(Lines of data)

____________

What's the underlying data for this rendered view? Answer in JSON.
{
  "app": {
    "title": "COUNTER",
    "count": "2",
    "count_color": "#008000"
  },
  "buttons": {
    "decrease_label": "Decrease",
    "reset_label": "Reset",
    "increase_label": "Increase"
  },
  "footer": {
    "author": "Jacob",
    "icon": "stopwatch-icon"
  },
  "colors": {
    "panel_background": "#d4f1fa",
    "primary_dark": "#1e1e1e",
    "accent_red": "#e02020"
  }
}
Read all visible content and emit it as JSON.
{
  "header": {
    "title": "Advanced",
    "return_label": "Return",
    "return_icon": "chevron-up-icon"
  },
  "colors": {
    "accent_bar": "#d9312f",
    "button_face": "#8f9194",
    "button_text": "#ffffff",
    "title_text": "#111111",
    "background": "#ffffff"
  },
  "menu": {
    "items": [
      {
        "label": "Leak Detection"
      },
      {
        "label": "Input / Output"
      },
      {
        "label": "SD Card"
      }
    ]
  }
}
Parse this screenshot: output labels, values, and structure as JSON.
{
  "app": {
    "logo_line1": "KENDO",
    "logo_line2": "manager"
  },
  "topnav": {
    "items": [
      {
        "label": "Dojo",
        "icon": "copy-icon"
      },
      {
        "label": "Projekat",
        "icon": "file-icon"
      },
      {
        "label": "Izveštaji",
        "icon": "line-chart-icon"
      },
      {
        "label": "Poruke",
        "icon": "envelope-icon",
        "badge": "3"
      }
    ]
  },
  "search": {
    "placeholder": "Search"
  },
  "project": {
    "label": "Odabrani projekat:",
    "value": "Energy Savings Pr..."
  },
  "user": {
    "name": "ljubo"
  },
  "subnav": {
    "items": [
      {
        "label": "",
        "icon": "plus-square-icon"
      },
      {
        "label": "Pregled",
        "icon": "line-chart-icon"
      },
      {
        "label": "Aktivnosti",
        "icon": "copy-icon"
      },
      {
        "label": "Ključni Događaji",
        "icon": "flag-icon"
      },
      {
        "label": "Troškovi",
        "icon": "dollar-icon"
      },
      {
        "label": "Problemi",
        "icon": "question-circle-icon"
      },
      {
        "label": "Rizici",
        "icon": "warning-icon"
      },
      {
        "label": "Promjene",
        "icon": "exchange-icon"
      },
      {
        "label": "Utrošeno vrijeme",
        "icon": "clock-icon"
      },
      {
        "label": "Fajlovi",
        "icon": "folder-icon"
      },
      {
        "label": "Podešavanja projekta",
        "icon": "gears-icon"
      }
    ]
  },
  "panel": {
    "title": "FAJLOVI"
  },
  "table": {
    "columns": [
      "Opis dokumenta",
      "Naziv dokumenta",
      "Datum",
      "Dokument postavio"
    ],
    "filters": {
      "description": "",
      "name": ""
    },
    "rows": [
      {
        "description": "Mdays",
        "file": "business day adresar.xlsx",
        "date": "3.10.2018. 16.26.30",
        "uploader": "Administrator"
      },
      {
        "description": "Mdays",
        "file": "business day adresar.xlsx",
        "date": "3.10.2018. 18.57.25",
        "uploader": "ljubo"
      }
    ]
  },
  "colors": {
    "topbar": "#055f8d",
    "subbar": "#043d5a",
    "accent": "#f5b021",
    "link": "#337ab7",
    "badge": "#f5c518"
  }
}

____________

Using the records above, list each line that includes "ffffff".

▸ Response to the task
    "button_text": "#ffffff",
    "background": "#ffffff"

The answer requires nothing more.